Update the records from the line with "data-point [439,378,446,385]" up to and including the line with "data-point [154,317,161,324]", changing "data-point" to "marker" and leaving everything else unchanged.

——————

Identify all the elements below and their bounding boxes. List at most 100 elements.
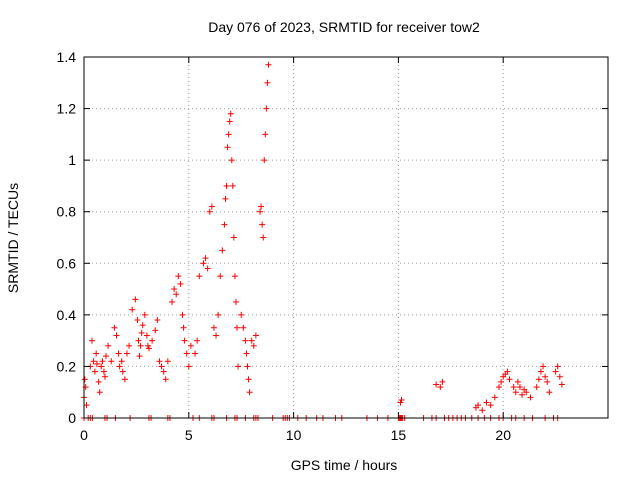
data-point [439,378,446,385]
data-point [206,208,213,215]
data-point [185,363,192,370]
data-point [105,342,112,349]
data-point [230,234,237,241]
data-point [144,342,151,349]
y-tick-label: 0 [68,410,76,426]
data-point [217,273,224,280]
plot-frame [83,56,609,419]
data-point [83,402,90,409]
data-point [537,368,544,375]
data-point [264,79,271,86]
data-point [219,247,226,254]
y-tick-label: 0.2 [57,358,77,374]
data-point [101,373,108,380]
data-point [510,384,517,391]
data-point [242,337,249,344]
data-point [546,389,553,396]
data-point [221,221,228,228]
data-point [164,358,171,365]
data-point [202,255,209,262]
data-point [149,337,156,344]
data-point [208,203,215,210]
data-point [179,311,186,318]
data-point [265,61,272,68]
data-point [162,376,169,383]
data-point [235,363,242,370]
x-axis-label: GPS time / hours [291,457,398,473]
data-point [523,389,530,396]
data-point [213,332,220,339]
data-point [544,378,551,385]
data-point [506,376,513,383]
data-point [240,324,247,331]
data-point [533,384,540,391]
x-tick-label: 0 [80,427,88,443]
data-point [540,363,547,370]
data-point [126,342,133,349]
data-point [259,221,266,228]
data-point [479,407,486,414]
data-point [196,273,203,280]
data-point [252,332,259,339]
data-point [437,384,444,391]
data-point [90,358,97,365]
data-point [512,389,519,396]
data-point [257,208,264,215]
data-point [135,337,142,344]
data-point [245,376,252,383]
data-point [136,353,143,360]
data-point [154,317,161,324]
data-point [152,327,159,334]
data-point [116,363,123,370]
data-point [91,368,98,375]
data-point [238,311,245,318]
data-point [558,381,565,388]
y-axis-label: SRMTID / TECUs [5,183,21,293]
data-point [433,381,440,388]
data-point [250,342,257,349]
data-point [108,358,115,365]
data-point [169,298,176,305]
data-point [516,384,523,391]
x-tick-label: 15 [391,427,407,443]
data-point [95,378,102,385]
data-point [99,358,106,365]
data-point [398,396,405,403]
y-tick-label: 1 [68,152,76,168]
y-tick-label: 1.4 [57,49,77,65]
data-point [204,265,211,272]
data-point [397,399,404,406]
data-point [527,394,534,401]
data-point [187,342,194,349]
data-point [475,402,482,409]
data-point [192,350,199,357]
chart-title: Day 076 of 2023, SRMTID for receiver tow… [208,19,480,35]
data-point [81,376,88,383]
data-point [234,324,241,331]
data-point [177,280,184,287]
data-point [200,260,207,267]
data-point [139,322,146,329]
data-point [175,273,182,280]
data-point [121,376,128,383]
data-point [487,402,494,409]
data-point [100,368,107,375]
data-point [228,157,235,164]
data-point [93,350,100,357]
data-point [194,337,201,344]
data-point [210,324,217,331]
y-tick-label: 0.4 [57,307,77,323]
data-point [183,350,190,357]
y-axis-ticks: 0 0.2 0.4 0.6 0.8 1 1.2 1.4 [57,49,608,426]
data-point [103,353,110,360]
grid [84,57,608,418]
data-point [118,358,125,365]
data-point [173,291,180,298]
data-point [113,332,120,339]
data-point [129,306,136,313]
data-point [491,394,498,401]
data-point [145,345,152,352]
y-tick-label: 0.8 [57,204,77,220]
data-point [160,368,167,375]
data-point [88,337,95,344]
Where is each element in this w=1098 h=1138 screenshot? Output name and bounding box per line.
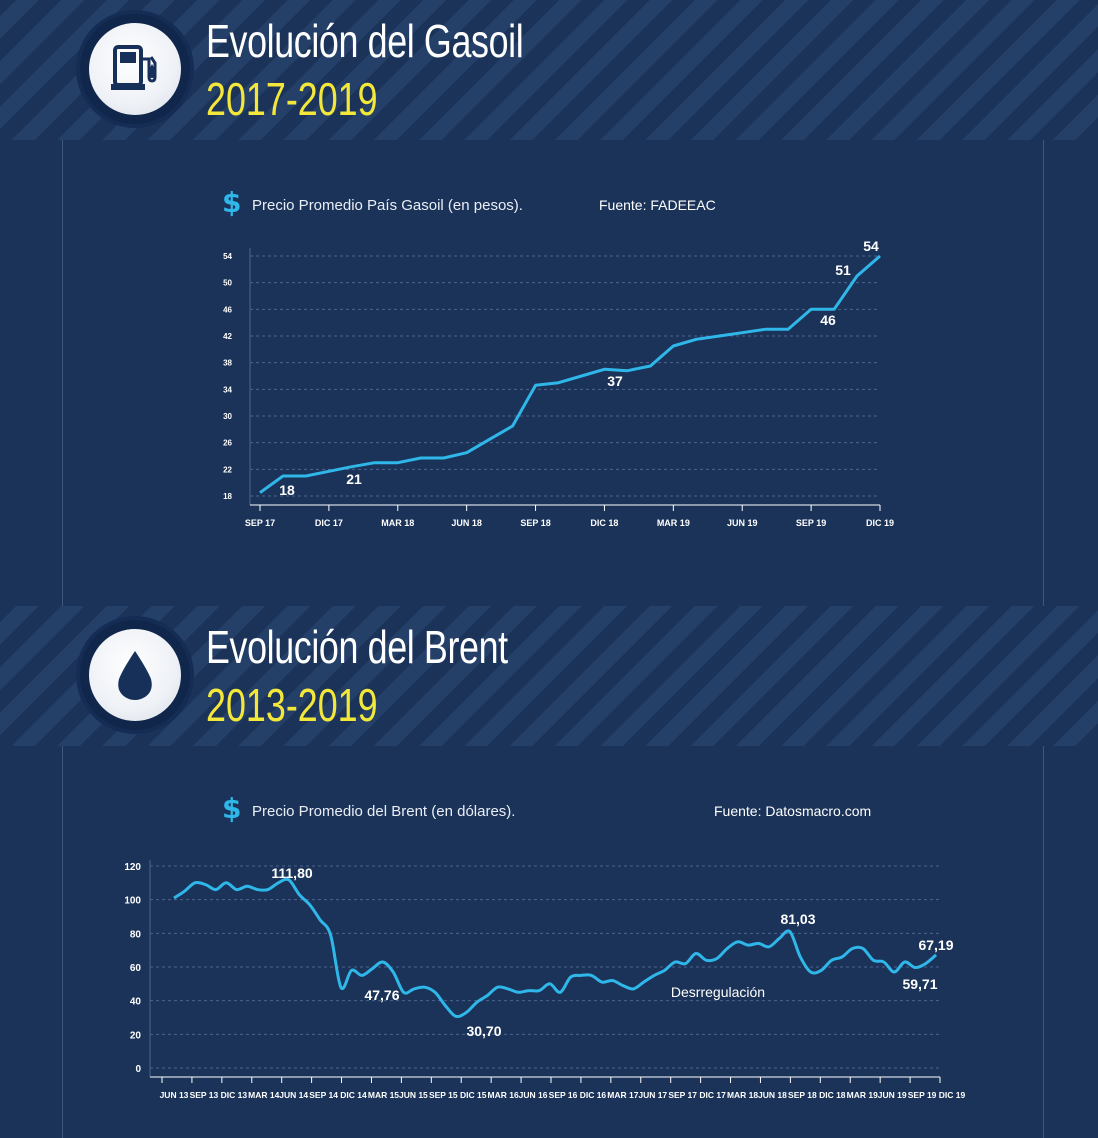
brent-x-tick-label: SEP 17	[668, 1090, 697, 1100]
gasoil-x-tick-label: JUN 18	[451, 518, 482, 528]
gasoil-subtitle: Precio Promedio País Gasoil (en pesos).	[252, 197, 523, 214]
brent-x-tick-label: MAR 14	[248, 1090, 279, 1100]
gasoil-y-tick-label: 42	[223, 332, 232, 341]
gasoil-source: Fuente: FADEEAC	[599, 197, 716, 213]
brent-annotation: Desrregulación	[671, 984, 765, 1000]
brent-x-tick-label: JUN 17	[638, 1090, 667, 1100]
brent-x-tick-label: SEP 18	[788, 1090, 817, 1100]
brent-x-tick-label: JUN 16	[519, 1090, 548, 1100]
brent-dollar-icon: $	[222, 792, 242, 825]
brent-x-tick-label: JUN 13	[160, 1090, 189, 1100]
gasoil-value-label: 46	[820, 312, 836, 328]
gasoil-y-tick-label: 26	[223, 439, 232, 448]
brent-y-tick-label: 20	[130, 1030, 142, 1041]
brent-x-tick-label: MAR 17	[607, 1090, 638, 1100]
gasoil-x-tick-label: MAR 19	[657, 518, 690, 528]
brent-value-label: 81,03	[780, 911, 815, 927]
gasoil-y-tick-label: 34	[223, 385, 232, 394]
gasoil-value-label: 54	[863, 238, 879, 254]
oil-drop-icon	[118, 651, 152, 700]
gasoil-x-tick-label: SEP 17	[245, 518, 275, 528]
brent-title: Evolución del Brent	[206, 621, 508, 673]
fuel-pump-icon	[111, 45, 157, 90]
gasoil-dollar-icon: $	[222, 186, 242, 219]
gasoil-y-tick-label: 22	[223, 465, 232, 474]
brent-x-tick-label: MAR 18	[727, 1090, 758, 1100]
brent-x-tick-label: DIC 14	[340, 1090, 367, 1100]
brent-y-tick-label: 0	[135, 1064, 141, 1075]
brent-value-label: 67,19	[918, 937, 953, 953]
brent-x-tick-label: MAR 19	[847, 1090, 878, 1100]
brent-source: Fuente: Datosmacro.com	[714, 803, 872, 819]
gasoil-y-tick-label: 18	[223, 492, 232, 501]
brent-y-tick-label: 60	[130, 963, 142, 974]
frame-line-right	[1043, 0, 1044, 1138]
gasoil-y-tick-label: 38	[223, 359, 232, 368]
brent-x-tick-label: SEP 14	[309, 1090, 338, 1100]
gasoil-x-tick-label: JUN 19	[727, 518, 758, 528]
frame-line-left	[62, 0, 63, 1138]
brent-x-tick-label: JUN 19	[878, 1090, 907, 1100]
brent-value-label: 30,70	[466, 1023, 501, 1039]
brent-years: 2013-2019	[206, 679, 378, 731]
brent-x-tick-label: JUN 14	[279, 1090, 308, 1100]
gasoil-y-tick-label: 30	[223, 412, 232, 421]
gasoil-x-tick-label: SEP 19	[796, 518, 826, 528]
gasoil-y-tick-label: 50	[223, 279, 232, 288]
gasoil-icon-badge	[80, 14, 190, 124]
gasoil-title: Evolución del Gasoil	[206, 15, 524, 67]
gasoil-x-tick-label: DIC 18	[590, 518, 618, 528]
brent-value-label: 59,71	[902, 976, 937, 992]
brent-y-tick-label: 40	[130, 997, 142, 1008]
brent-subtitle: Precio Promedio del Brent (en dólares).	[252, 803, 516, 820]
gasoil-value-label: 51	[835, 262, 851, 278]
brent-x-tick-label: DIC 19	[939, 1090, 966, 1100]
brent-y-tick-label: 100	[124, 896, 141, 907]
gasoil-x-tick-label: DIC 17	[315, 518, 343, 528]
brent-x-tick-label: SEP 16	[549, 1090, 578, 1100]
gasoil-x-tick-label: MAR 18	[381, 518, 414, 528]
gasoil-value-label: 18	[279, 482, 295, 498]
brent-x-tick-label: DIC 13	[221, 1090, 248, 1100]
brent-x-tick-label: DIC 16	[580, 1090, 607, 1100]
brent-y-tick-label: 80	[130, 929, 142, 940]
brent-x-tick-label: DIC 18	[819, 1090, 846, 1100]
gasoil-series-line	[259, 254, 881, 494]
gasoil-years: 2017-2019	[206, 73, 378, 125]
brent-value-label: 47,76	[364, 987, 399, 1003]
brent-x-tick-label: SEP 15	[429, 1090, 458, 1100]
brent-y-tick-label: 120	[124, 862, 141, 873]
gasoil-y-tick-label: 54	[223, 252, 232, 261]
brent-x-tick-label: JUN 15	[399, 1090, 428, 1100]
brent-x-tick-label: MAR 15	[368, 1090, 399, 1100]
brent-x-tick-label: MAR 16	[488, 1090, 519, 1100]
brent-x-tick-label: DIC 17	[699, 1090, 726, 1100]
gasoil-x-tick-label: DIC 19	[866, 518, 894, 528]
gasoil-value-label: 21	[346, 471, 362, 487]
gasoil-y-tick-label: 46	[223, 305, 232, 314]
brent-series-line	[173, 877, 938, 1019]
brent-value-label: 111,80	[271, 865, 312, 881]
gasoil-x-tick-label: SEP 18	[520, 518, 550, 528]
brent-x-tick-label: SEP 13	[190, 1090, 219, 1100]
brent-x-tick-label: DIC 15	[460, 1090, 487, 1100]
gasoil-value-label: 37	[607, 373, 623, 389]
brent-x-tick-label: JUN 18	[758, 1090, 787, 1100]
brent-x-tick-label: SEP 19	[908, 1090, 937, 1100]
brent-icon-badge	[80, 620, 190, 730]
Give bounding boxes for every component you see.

——————

- COMPLETE RESPONSE -
marker [439,378,446,385]
marker [206,208,213,215]
marker [185,363,192,370]
marker [105,342,112,349]
marker [230,234,237,241]
marker [144,342,151,349]
y-tick-label: 0 [68,410,76,426]
marker [217,273,224,280]
plot-frame [83,56,609,419]
marker [83,402,90,409]
marker [537,368,544,375]
marker [264,79,271,86]
marker [219,247,226,254]
y-tick-label: 0.2 [57,358,77,374]
marker [101,373,108,380]
marker [510,384,517,391]
marker [242,337,249,344]
marker [546,389,553,396]
marker [221,221,228,228]
marker [164,358,171,365]
marker [202,255,209,262]
marker [149,337,156,344]
marker [208,203,215,210]
marker [179,311,186,318]
marker [265,61,272,68]
marker [162,376,169,383]
marker [235,363,242,370]
x-axis-label: GPS time / hours [291,457,398,473]
marker [523,389,530,396]
marker [213,332,220,339]
marker [544,378,551,385]
marker [506,376,513,383]
marker [240,324,247,331]
marker [533,384,540,391]
x-tick-label: 0 [80,427,88,443]
marker [540,363,547,370]
marker [126,342,133,349]
marker [259,221,266,228]
marker [479,407,486,414]
marker [196,273,203,280]
marker [252,332,259,339]
marker [437,384,444,391]
marker [90,358,97,365]
marker [512,389,519,396]
marker [257,208,264,215]
marker [135,337,142,344]
marker [245,376,252,383]
marker [136,353,143,360]
marker [154,317,161,324]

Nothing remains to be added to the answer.